=== Records for this exercise ===
-*-

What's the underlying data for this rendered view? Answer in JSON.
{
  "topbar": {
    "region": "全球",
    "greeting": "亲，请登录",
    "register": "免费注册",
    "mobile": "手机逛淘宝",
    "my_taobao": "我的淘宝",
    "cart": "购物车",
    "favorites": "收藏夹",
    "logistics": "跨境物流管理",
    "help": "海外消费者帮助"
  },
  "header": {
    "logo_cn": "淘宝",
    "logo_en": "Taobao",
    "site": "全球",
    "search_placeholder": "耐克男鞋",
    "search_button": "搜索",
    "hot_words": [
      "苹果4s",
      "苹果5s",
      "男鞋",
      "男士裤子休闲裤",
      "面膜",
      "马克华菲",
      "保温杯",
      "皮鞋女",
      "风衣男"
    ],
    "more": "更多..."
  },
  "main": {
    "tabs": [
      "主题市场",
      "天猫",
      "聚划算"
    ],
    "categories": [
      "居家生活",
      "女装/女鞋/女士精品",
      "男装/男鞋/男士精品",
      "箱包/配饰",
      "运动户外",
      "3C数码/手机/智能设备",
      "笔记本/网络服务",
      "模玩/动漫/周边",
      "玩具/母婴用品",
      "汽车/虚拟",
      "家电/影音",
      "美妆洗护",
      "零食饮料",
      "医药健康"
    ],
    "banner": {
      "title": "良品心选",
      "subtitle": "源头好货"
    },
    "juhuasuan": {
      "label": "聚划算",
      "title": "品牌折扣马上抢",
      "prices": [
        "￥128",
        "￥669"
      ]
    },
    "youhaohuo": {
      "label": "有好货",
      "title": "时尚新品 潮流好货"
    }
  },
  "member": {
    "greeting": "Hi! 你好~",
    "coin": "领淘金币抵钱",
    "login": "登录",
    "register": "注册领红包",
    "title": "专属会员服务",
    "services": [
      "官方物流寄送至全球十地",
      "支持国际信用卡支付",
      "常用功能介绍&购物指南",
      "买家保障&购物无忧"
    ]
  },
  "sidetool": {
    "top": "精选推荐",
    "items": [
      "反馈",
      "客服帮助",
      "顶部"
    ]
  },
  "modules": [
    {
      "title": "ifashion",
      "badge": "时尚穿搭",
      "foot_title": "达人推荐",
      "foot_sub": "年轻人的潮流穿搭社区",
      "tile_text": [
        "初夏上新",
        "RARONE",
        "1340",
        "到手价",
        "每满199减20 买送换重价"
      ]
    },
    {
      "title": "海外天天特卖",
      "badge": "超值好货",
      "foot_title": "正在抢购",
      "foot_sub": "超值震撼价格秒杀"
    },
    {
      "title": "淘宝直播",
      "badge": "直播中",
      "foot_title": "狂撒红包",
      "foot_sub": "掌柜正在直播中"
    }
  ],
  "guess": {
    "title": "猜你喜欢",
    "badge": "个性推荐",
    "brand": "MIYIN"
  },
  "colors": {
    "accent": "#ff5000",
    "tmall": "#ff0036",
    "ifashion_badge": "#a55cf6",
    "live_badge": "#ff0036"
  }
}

-*-

Hand back the material above in full, exactly as written.

=== Expected output ===
What's the underlying data for this rendered view? Answer in JSON.
{
  "topbar": {
    "region": "全球",
    "greeting": "亲，请登录",
    "register": "免费注册",
    "mobile": "手机逛淘宝",
    "my_taobao": "我的淘宝",
    "cart": "购物车",
    "favorites": "收藏夹",
    "logistics": "跨境物流管理",
    "help": "海外消费者帮助"
  },
  "header": {
    "logo_cn": "淘宝",
    "logo_en": "Taobao",
    "site": "全球",
    "search_placeholder": "耐克男鞋",
    "search_button": "搜索",
    "hot_words": [
      "苹果4s",
      "苹果5s",
      "男鞋",
      "男士裤子休闲裤",
      "面膜",
      "马克华菲",
      "保温杯",
      "皮鞋女",
      "风衣男"
    ],
    "more": "更多..."
  },
  "main": {
    "tabs": [
      "主题市场",
      "天猫",
      "聚划算"
    ],
    "categories": [
      "居家生活",
      "女装/女鞋/女士精品",
      "男装/男鞋/男士精品",
      "箱包/配饰",
      "运动户外",
      "3C数码/手机/智能设备",
      "笔记本/网络服务",
      "模玩/动漫/周边",
      "玩具/母婴用品",
      "汽车/虚拟",
      "家电/影音",
      "美妆洗护",
      "零食饮料",
      "医药健康"
    ],
    "banner": {
      "title": "良品心选",
      "subtitle": "源头好货"
    },
    "juhuasuan": {
      "label": "聚划算",
      "title": "品牌折扣马上抢",
      "prices": [
        "￥128",
        "￥669"
      ]
    },
    "youhaohuo": {
      "label": "有好货",
      "title": "时尚新品 潮流好货"
    }
  },
  "member": {
    "greeting": "Hi! 你好~",
    "coin": "领淘金币抵钱",
    "login": "登录",
    "register": "注册领红包",
    "title": "专属会员服务",
    "services": [
      "官方物流寄送至全球十地",
      "支持国际信用卡支付",
      "常用功能介绍&购物指南",
      "买家保障&购物无忧"
    ]
  },
  "sidetool": {
    "top": "精选推荐",
    "items": [
      "反馈",
      "客服帮助",
      "顶部"
    ]
  },
  "modules": [
    {
      "title": "ifashion",
      "badge": "时尚穿搭",
      "foot_title": "达人推荐",
      "foot_sub": "年轻人的潮流穿搭社区",
      "tile_text": [
        "初夏上新",
        "RARONE",
        "1340",
        "到手价",
        "每满199减20 买送换重价"
      ]
    },
    {
      "title": "海外天天特卖",
      "badge": "超值好货",
      "foot_title": "正在抢购",
      "foot_sub": "超值震撼价格秒杀"
    },
    {
      "title": "淘宝直播",
      "badge": "直播中",
      "foot_title": "狂撒红包",
      "foot_sub": "掌柜正在直播中"
    }
  ],
  "guess": {
    "title": "猜你喜欢",
    "badge": "个性推荐",
    "brand": "MIYIN"
  },
  "colors": {
    "accent": "#ff5000",
    "tmall": "#ff0036",
    "ifashion_badge": "#a55cf6",
    "live_badge": "#ff0036"
  }
}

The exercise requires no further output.